• **Text excerpt**
A LOOK INSIDE My Brain
Ever since I was very little, I’ve loved using my imagination. I think every child is born with the artistic gift of imagination and creativity. The white carpeted floors are suddenly turned into lava, where pillows are the only rocks you can step on without burning yourself. Shallow swimming pools become the deepest seas filled with mermaids, pirates, and treasures hidden beneath the surface. Cardboard boxes become rocket ships in need of an astronaut for the adventure of a lifetime throughout the galaxy.
Unfortunately, it is not uncommon for these adventures to fade away as we each get older. The carpet is suddenly just, well, a carpet. The pool is just a hole in the ground filled with water, and cardboard boxes? Well, sometimes we recycle those.
|| Anybody with artistic ambitions is always trying to reconnect with the way they saw things as a child.–Tim Burton ||
So often, I find myself in the same little world I created in my head as a younger child. I am almost constantly daydreaming and viewing things a little differently. This is especially common between the hours of 12 am and 3 am, or when I go on walks. I don’t really talk about it much though. In fact, this is basically the first I’ve shared it with anyone. I suppose the main reason why is because I am usually stuck in this place between wanting to hide from society but still wanting to communicate this more imaginative part of my brain to someone and “let them in.” I’m a pretty quiet person and I don’t talk very much (just ask my friends), but despite that, my thoughts are very loud at times. So, that brings us to the title of this blog post. I’m going to do my best to provide a look inside of my head and my thoughts, into this world that I have kept hidden away.

• **Prompt 1**
According to the blog post, between which hours is the writer's daydreaming especially common?
• **Prompt 2**
Copy the blog post word for word, starting with "Unfortunately, it is" and going on through "we recycle those.".
The items are separate material with no connection to the blog post.

• **Entries provided**
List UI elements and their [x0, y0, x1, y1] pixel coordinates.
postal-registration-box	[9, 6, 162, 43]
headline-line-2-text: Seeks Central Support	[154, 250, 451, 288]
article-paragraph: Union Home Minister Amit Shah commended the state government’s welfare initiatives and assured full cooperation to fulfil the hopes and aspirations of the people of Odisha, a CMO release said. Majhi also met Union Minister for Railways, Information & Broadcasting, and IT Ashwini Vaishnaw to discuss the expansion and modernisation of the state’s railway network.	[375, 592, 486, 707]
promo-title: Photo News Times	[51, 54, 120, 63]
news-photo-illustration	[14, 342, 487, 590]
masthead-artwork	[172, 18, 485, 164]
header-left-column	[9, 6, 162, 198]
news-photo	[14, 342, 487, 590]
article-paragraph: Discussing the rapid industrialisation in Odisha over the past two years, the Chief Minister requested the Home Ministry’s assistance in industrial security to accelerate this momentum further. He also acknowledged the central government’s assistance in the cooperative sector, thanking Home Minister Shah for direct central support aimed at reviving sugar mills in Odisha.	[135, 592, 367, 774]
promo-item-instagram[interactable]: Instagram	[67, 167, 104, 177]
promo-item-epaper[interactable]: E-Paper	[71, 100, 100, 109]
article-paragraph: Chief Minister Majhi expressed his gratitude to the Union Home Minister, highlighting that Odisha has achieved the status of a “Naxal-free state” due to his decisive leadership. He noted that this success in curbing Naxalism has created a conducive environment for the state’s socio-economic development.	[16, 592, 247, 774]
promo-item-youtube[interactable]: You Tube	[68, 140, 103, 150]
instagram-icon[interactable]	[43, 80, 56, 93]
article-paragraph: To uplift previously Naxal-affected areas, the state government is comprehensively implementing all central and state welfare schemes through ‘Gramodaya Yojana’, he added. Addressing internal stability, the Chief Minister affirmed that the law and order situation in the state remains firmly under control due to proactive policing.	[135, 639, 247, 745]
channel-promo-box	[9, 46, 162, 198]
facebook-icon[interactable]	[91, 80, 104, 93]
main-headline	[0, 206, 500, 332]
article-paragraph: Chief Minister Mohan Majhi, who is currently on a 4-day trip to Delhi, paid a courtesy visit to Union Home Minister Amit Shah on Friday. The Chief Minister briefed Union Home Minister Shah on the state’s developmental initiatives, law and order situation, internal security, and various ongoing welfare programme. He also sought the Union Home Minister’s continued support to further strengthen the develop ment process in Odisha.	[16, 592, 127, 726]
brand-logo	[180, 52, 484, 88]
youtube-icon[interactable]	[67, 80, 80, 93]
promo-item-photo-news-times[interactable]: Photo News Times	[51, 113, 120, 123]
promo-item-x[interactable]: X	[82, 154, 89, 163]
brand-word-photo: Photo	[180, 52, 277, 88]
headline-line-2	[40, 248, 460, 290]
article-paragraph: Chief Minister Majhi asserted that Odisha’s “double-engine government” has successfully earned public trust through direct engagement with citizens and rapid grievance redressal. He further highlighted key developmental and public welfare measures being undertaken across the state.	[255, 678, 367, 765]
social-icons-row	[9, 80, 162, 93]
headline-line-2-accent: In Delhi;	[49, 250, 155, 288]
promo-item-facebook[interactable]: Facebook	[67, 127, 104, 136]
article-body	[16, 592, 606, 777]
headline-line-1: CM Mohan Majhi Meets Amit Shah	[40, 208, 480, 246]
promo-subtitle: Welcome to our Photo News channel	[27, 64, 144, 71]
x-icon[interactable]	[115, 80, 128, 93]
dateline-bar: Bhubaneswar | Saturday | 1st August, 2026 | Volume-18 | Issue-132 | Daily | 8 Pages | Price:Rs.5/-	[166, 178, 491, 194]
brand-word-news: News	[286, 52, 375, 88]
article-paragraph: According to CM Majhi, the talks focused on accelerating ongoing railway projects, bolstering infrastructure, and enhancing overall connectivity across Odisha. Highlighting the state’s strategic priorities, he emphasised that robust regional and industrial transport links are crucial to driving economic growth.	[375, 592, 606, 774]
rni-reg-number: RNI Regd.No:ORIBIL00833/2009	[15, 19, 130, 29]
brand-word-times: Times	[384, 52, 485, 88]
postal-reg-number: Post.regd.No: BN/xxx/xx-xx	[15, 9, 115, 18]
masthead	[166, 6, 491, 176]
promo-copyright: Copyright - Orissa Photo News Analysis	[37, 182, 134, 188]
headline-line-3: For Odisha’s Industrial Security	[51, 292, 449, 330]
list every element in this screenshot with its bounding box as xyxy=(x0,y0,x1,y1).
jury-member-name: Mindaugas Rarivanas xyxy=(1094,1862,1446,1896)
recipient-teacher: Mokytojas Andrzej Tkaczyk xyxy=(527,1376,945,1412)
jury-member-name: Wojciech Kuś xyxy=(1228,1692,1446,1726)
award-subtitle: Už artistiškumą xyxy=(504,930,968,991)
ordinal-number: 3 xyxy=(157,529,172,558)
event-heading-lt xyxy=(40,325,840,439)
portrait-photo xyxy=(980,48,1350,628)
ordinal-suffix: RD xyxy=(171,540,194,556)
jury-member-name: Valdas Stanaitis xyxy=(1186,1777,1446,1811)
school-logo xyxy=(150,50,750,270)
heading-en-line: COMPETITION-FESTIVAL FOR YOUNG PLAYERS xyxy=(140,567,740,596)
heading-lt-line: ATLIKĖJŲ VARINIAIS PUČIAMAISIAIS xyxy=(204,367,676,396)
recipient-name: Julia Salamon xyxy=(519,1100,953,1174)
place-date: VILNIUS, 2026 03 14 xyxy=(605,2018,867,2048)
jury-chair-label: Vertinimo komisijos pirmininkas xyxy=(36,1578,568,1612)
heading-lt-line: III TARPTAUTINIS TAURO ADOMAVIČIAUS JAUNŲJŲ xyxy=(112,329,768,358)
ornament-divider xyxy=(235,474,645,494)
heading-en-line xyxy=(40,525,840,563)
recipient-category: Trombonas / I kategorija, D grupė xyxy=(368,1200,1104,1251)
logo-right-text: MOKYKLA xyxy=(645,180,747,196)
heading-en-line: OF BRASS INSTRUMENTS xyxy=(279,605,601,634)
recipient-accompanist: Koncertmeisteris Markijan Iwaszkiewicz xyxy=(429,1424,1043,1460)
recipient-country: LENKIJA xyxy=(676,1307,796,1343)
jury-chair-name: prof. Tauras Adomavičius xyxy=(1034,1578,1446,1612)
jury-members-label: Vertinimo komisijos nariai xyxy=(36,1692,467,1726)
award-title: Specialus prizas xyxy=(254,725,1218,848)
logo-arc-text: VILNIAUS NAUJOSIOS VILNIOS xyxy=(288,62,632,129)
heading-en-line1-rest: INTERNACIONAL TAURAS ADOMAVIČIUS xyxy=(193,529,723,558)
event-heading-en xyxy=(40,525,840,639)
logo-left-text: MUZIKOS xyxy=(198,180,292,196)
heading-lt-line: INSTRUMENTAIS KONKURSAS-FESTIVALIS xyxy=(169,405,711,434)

• **Final answer 1**
Between 12 am and 3 am.

• **Final answer 2**
Unfortunately, it is not uncommon for these adventures to fade away as we each get older. The carpet is suddenly just, well, a carpet. The pool is just a hole in the ground filled with water, and cardboard boxes? Well, sometimes we recycle those.